The records below must be duplicated exactly, character for character.

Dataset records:
·····
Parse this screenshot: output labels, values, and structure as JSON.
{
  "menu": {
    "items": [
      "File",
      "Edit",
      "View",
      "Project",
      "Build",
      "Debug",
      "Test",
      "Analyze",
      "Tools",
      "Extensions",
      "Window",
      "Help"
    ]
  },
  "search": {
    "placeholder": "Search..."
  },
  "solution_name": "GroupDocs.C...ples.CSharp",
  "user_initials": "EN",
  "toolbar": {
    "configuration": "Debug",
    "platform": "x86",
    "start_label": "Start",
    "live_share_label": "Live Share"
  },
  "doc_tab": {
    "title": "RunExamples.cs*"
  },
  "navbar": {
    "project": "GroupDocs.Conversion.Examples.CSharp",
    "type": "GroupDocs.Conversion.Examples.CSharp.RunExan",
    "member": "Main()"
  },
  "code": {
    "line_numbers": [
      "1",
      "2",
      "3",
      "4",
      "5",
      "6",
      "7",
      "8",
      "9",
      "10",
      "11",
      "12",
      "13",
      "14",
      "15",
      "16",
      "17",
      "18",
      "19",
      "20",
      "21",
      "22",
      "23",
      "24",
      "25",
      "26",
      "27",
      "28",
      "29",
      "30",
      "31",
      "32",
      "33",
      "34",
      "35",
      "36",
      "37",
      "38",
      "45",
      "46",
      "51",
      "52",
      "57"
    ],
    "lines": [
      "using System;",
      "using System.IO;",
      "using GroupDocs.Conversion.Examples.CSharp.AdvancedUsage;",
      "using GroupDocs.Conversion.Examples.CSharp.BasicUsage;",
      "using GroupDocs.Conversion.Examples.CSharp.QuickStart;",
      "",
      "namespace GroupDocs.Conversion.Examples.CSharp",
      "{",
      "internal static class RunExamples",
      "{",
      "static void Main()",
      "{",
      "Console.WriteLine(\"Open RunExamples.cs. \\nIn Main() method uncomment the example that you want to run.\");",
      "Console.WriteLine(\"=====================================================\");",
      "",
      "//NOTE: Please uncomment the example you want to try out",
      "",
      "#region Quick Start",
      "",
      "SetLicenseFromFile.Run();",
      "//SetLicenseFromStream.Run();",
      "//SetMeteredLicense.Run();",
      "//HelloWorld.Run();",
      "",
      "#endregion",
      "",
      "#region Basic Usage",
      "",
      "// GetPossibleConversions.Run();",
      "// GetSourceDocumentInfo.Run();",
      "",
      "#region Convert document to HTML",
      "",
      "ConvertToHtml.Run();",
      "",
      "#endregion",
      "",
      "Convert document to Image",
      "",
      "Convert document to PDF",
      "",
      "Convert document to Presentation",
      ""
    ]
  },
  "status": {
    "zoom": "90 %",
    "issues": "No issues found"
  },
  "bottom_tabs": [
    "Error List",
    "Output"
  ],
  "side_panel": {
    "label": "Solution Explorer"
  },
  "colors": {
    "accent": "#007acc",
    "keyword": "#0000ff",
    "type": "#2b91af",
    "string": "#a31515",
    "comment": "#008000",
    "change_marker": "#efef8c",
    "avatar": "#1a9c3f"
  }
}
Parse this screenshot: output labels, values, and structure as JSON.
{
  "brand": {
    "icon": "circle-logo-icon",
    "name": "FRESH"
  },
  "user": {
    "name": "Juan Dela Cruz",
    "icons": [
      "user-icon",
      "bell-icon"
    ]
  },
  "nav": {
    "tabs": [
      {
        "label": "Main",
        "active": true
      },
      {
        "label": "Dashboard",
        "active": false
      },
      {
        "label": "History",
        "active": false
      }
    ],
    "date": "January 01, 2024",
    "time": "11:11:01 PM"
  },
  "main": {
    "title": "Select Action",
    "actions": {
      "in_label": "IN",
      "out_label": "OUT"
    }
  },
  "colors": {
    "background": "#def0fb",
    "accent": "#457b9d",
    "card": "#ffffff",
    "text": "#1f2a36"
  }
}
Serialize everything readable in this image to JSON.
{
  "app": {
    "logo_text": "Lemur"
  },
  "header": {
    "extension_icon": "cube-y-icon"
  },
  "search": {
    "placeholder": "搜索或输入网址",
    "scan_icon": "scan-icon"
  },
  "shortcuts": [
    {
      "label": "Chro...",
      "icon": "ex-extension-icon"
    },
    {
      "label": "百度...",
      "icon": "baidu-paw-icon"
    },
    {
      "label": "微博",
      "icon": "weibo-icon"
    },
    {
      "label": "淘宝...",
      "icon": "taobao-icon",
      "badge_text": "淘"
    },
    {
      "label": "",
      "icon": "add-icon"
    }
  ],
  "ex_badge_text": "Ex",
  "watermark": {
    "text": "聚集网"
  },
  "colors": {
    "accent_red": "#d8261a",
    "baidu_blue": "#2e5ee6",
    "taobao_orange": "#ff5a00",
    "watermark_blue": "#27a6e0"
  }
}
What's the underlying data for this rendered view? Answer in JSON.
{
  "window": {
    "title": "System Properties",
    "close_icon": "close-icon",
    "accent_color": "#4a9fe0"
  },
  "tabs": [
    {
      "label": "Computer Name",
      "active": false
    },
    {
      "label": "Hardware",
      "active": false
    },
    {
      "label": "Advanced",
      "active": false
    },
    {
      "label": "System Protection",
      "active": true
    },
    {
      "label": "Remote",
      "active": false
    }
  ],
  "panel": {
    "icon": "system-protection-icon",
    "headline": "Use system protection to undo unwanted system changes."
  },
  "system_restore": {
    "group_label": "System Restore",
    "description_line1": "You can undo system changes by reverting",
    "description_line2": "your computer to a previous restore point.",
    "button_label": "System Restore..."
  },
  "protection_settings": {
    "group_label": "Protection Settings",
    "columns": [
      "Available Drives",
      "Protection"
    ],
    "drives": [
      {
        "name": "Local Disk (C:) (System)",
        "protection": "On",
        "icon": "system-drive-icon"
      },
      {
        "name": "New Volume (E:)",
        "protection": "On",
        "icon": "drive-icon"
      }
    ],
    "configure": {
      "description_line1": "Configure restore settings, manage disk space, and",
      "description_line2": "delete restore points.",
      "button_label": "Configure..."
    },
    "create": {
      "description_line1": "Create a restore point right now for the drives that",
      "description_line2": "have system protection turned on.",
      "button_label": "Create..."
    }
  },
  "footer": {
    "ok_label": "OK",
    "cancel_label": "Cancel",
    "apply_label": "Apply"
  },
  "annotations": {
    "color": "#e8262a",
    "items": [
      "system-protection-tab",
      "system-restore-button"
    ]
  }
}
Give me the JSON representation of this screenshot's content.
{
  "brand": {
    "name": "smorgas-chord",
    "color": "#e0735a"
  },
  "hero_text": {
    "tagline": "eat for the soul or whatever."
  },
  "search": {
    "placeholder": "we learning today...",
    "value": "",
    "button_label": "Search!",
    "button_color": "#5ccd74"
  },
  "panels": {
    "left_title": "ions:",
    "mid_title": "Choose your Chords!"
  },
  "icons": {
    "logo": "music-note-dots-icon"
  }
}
·····
## Output for this exercise
Parse this screenshot: output labels, values, and structure as JSON.
{
  "menu": {
    "items": [
      "File",
      "Edit",
      "View",
      "Project",
      "Build",
      "Debug",
      "Test",
      "Analyze",
      "Tools",
      "Extensions",
      "Window",
      "Help"
    ]
  },
  "search": {
    "placeholder": "Search..."
  },
  "solution_name": "GroupDocs.C...ples.CSharp",
  "user_initials": "EN",
  "toolbar": {
    "configuration": "Debug",
    "platform": "x86",
    "start_label": "Start",
    "live_share_label": "Live Share"
  },
  "doc_tab": {
    "title": "RunExamples.cs*"
  },
  "navbar": {
    "project": "GroupDocs.Conversion.Examples.CSharp",
    "type": "GroupDocs.Conversion.Examples.CSharp.RunExan",
    "member": "Main()"
  },
  "code": {
    "line_numbers": [
      "1",
      "2",
      "3",
      "4",
      "5",
      "6",
      "7",
      "8",
      "9",
      "10",
      "11",
      "12",
      "13",
      "14",
      "15",
      "16",
      "17",
      "18",
      "19",
      "20",
      "21",
      "22",
      "23",
      "24",
      "25",
      "26",
      "27",
      "28",
      "29",
      "30",
      "31",
      "32",
      "33",
      "34",
      "35",
      "36",
      "37",
      "38",
      "45",
      "46",
      "51",
      "52",
      "57"
    ],
    "lines": [
      "using System;",
      "using System.IO;",
      "using GroupDocs.Conversion.Examples.CSharp.AdvancedUsage;",
      "using GroupDocs.Conversion.Examples.CSharp.BasicUsage;",
      "using GroupDocs.Conversion.Examples.CSharp.QuickStart;",
      "",
      "namespace GroupDocs.Conversion.Examples.CSharp",
      "{",
      "internal static class RunExamples",
      "{",
      "static void Main()",
      "{",
      "Console.WriteLine(\"Open RunExamples.cs. \\nIn Main() method uncomment the example that you want to run.\");",
      "Console.WriteLine(\"=====================================================\");",
      "",
      "//NOTE: Please uncomment the example you want to try out",
      "",
      "#region Quick Start",
      "",
      "SetLicenseFromFile.Run();",
      "//SetLicenseFromStream.Run();",
      "//SetMeteredLicense.Run();",
      "//HelloWorld.Run();",
      "",
      "#endregion",
      "",
      "#region Basic Usage",
      "",
      "// GetPossibleConversions.Run();",
      "// GetSourceDocumentInfo.Run();",
      "",
      "#region Convert document to HTML",
      "",
      "ConvertToHtml.Run();",
      "",
      "#endregion",
      "",
      "Convert document to Image",
      "",
      "Convert document to PDF",
      "",
      "Convert document to Presentation",
      ""
    ]
  },
  "status": {
    "zoom": "90 %",
    "issues": "No issues found"
  },
  "bottom_tabs": [
    "Error List",
    "Output"
  ],
  "side_panel": {
    "label": "Solution Explorer"
  },
  "colors": {
    "accent": "#007acc",
    "keyword": "#0000ff",
    "type": "#2b91af",
    "string": "#a31515",
    "comment": "#008000",
    "change_marker": "#efef8c",
    "avatar": "#1a9c3f"
  }
}
Parse this screenshot: output labels, values, and structure as JSON.
{
  "brand": {
    "icon": "circle-logo-icon",
    "name": "FRESH"
  },
  "user": {
    "name": "Juan Dela Cruz",
    "icons": [
      "user-icon",
      "bell-icon"
    ]
  },
  "nav": {
    "tabs": [
      {
        "label": "Main",
        "active": true
      },
      {
        "label": "Dashboard",
        "active": false
      },
      {
        "label": "History",
        "active": false
      }
    ],
    "date": "January 01, 2024",
    "time": "11:11:01 PM"
  },
  "main": {
    "title": "Select Action",
    "actions": {
      "in_label": "IN",
      "out_label": "OUT"
    }
  },
  "colors": {
    "background": "#def0fb",
    "accent": "#457b9d",
    "card": "#ffffff",
    "text": "#1f2a36"
  }
}
Serialize everything readable in this image to JSON.
{
  "app": {
    "logo_text": "Lemur"
  },
  "header": {
    "extension_icon": "cube-y-icon"
  },
  "search": {
    "placeholder": "搜索或输入网址",
    "scan_icon": "scan-icon"
  },
  "shortcuts": [
    {
      "label": "Chro...",
      "icon": "ex-extension-icon"
    },
    {
      "label": "百度...",
      "icon": "baidu-paw-icon"
    },
    {
      "label": "微博",
      "icon": "weibo-icon"
    },
    {
      "label": "淘宝...",
      "icon": "taobao-icon",
      "badge_text": "淘"
    },
    {
      "label": "",
      "icon": "add-icon"
    }
  ],
  "ex_badge_text": "Ex",
  "watermark": {
    "text": "聚集网"
  },
  "colors": {
    "accent_red": "#d8261a",
    "baidu_blue": "#2e5ee6",
    "taobao_orange": "#ff5a00",
    "watermark_blue": "#27a6e0"
  }
}
What's the underlying data for this rendered view? Answer in JSON.
{
  "window": {
    "title": "System Properties",
    "close_icon": "close-icon",
    "accent_color": "#4a9fe0"
  },
  "tabs": [
    {
      "label": "Computer Name",
      "active": false
    },
    {
      "label": "Hardware",
      "active": false
    },
    {
      "label": "Advanced",
      "active": false
    },
    {
      "label": "System Protection",
      "active": true
    },
    {
      "label": "Remote",
      "active": false
    }
  ],
  "panel": {
    "icon": "system-protection-icon",
    "headline": "Use system protection to undo unwanted system changes."
  },
  "system_restore": {
    "group_label": "System Restore",
    "description_line1": "You can undo system changes by reverting",
    "description_line2": "your computer to a previous restore point.",
    "button_label": "System Restore..."
  },
  "protection_settings": {
    "group_label": "Protection Settings",
    "columns": [
      "Available Drives",
      "Protection"
    ],
    "drives": [
      {
        "name": "Local Disk (C:) (System)",
        "protection": "On",
        "icon": "system-drive-icon"
      },
      {
        "name": "New Volume (E:)",
        "protection": "On",
        "icon": "drive-icon"
      }
    ],
    "configure": {
      "description_line1": "Configure restore settings, manage disk space, and",
      "description_line2": "delete restore points.",
      "button_label": "Configure..."
    },
    "create": {
      "description_line1": "Create a restore point right now for the drives that",
      "description_line2": "have system protection turned on.",
      "button_label": "Create..."
    }
  },
  "footer": {
    "ok_label": "OK",
    "cancel_label": "Cancel",
    "apply_label": "Apply"
  },
  "annotations": {
    "color": "#e8262a",
    "items": [
      "system-protection-tab",
      "system-restore-button"
    ]
  }
}
Give me the JSON representation of this screenshot's content.
{
  "brand": {
    "name": "smorgas-chord",
    "color": "#e0735a"
  },
  "hero_text": {
    "tagline": "eat for the soul or whatever."
  },
  "search": {
    "placeholder": "we learning today...",
    "value": "",
    "button_label": "Search!",
    "button_color": "#5ccd74"
  },
  "panels": {
    "left_title": "ions:",
    "mid_title": "Choose your Chords!"
  },
  "icons": {
    "logo": "music-note-dots-icon"
  }
}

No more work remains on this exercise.